### Records for the task

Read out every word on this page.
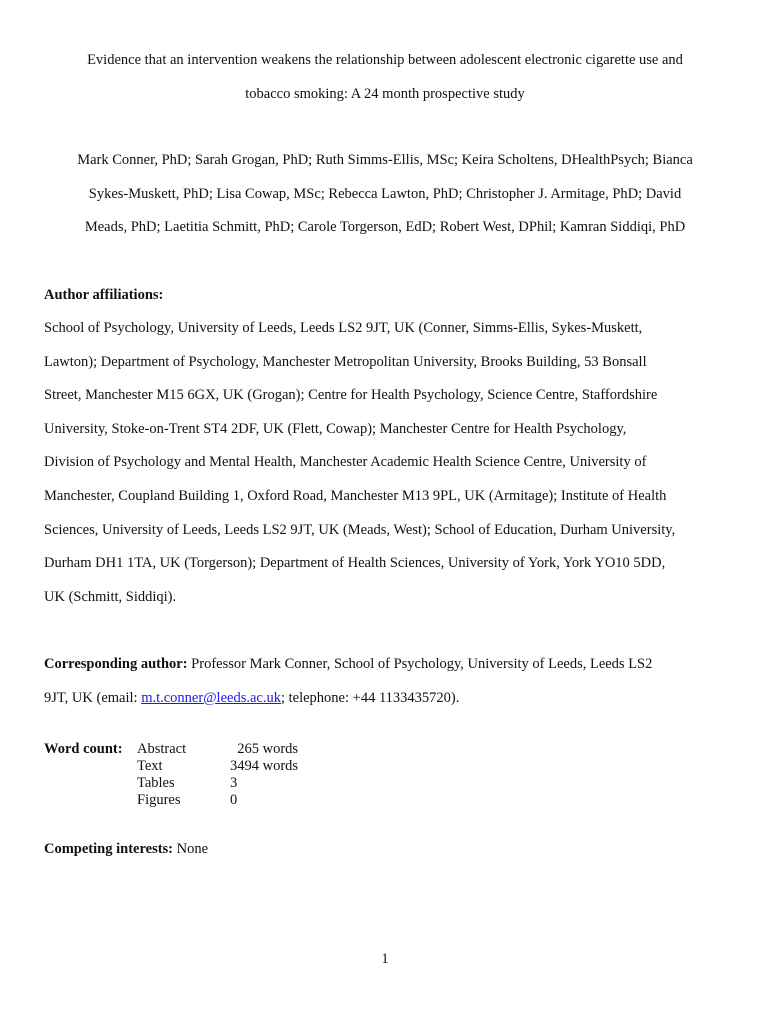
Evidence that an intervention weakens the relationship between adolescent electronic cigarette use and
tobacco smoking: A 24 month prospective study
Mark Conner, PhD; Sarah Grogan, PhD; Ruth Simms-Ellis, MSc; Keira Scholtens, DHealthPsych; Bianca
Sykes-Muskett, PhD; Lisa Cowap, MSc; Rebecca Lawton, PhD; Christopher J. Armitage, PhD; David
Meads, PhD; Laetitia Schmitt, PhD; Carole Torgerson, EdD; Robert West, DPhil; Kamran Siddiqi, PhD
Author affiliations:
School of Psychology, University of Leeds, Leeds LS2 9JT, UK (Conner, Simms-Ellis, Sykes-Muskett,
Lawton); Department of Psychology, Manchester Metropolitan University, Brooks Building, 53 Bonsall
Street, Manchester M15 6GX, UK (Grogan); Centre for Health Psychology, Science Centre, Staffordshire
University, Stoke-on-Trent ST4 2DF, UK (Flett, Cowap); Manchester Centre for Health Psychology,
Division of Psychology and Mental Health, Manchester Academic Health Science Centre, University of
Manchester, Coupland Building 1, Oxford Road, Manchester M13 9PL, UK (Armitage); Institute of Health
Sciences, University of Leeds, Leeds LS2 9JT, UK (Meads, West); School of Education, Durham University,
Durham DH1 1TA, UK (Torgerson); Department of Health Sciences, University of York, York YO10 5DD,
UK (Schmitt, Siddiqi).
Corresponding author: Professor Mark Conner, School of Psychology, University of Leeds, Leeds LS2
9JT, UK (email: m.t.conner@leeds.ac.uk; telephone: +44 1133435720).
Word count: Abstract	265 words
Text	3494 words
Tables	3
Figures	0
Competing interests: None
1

######
### Records for the task

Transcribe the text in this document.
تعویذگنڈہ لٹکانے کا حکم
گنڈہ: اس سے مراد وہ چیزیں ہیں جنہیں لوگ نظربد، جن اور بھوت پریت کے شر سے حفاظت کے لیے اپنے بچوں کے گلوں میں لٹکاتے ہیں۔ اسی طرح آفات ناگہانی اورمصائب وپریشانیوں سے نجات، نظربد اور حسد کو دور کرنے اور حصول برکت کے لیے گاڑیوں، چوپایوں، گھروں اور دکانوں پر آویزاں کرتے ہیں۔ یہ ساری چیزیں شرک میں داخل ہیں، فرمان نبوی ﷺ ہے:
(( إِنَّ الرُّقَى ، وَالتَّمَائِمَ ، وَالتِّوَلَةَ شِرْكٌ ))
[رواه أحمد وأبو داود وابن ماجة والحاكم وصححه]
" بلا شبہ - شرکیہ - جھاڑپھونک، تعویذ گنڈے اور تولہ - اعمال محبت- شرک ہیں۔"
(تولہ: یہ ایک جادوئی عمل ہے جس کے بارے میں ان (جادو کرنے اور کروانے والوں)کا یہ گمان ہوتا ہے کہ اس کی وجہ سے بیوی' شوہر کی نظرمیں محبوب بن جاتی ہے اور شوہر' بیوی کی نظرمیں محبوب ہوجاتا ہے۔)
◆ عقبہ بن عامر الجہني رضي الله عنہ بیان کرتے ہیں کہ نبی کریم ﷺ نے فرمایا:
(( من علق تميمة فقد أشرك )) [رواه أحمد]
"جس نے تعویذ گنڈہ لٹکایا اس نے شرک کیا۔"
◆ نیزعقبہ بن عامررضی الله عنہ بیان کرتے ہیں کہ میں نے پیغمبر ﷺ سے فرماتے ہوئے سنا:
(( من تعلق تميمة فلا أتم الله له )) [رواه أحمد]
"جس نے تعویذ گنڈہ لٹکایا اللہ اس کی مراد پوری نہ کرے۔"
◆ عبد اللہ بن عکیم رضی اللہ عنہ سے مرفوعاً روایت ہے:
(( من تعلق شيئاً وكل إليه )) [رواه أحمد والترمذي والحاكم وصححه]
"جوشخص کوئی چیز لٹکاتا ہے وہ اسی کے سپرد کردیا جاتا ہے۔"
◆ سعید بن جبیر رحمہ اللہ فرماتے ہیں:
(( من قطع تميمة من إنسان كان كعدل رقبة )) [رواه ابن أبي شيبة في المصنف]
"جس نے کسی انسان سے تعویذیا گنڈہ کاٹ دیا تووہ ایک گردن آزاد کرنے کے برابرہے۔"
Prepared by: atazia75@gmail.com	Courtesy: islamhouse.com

######
### Records for the task

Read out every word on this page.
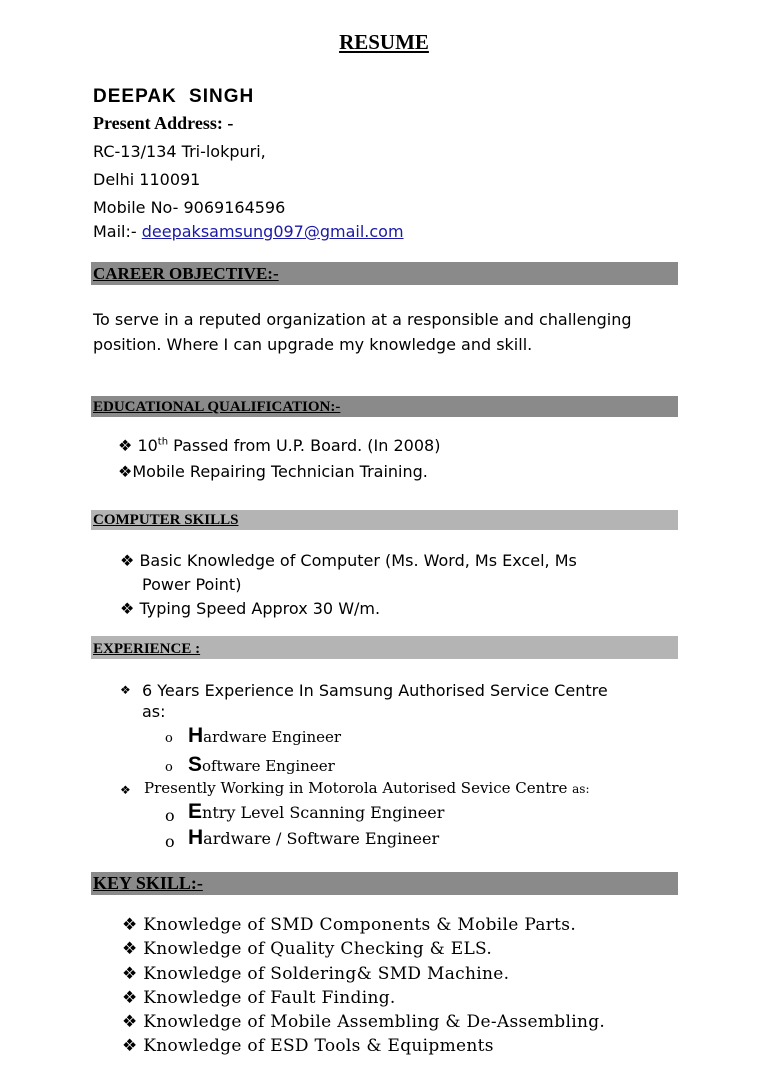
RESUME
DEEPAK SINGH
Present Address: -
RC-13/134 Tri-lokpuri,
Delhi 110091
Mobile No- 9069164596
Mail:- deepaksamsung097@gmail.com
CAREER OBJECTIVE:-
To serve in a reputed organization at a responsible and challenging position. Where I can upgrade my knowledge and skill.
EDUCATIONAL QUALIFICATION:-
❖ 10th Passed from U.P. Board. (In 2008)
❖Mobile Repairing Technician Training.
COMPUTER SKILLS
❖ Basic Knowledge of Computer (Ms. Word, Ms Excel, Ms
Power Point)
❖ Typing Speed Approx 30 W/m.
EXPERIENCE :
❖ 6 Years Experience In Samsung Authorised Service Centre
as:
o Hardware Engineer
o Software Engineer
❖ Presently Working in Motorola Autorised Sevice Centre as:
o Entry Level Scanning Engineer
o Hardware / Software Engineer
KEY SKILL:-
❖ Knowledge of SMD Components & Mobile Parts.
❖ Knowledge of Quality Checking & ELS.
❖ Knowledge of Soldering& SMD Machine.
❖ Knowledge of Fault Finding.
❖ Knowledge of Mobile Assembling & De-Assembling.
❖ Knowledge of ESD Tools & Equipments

######

Task objective –
A number is the only answer here: how many lines of the material above contain "Building"?

Response –
2